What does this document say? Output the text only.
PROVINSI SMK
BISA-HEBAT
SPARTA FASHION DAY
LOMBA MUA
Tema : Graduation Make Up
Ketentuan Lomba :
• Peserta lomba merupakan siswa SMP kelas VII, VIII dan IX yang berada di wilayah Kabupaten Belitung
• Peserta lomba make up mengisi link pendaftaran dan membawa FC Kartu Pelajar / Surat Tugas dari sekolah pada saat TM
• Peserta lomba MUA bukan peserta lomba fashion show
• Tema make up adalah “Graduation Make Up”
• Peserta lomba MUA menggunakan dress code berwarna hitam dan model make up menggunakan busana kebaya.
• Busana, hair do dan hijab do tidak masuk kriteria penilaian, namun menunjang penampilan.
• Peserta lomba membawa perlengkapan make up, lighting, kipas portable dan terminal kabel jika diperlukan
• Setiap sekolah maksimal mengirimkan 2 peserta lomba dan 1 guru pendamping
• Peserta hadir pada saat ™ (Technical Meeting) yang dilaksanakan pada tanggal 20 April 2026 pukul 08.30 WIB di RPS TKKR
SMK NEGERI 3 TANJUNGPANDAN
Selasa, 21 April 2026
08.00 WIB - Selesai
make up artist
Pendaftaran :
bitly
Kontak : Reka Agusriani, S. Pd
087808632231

### Given problem
The required answer is a single number: the count of lines in the entries that hold the string "yang".

### Solution to this problem
2